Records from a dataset
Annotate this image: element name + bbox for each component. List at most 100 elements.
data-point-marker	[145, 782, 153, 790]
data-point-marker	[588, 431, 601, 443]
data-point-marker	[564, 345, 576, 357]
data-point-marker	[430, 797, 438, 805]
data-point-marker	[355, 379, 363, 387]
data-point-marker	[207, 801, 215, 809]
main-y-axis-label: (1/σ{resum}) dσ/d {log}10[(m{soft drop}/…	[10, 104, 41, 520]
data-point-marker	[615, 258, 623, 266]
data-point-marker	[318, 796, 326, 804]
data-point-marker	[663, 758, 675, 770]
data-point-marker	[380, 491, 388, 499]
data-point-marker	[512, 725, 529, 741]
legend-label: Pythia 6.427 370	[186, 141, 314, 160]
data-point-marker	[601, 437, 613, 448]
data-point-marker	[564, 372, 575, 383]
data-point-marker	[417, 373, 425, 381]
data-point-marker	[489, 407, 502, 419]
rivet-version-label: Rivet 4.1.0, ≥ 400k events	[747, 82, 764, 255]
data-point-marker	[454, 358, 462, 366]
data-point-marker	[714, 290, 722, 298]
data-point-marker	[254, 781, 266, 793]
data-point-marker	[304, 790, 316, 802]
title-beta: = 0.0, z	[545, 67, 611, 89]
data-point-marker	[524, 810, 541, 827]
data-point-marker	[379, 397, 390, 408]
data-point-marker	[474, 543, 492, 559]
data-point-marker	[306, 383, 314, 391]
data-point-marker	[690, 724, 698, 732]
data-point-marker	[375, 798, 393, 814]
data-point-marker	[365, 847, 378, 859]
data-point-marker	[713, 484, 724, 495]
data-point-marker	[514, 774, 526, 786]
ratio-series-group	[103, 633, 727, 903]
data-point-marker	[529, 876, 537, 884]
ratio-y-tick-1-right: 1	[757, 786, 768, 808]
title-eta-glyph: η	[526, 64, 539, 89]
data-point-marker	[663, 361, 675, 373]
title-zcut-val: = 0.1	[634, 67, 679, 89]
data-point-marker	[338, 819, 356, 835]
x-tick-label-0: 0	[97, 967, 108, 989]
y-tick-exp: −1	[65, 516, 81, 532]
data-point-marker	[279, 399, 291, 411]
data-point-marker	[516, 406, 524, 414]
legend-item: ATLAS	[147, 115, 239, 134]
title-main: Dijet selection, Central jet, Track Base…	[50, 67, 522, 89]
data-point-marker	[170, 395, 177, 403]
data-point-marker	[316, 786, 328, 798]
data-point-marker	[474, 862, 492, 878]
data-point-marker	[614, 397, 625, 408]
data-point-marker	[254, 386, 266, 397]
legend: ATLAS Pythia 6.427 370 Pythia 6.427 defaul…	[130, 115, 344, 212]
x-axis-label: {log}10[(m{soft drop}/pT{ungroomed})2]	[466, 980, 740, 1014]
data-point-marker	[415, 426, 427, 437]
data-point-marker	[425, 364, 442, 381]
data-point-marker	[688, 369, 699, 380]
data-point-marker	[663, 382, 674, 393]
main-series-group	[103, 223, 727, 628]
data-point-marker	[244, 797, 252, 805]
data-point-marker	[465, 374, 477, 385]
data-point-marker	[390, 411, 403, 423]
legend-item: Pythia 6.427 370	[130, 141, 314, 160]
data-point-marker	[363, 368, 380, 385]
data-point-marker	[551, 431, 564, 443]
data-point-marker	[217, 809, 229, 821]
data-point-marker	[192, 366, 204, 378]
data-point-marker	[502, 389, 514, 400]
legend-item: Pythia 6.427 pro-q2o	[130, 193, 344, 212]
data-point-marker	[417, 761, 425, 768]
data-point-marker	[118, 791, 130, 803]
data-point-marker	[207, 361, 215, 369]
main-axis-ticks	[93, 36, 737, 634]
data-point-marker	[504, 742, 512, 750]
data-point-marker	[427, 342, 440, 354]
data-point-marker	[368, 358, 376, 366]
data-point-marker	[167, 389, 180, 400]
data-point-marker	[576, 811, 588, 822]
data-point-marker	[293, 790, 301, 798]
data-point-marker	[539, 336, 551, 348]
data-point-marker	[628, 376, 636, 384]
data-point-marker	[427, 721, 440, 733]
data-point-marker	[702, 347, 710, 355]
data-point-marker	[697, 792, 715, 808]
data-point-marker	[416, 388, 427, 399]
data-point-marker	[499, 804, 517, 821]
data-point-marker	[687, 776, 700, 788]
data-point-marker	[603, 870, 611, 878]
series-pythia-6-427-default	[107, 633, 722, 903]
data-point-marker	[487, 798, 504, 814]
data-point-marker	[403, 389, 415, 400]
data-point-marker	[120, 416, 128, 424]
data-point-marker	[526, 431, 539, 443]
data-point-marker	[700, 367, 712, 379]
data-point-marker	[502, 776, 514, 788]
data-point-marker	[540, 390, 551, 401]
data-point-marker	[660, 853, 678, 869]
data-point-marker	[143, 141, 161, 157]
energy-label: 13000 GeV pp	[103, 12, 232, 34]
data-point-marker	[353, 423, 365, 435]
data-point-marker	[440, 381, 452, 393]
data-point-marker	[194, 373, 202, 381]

**EXERCISE:**
Starting at the beginning of the lines above and ending at the line that contains "104, 41, 520]", echo each line exactly, with both ends included.

**RESPONSE TO THIS TASK:**
Annotate this image: element name + bbox for each component. List at most 100 elements.
data-point-marker	[145, 782, 153, 790]
data-point-marker	[588, 431, 601, 443]
data-point-marker	[564, 345, 576, 357]
data-point-marker	[430, 797, 438, 805]
data-point-marker	[355, 379, 363, 387]
data-point-marker	[207, 801, 215, 809]
main-y-axis-label: (1/σ{resum}) dσ/d {log}10[(m{soft drop}/…	[10, 104, 41, 520]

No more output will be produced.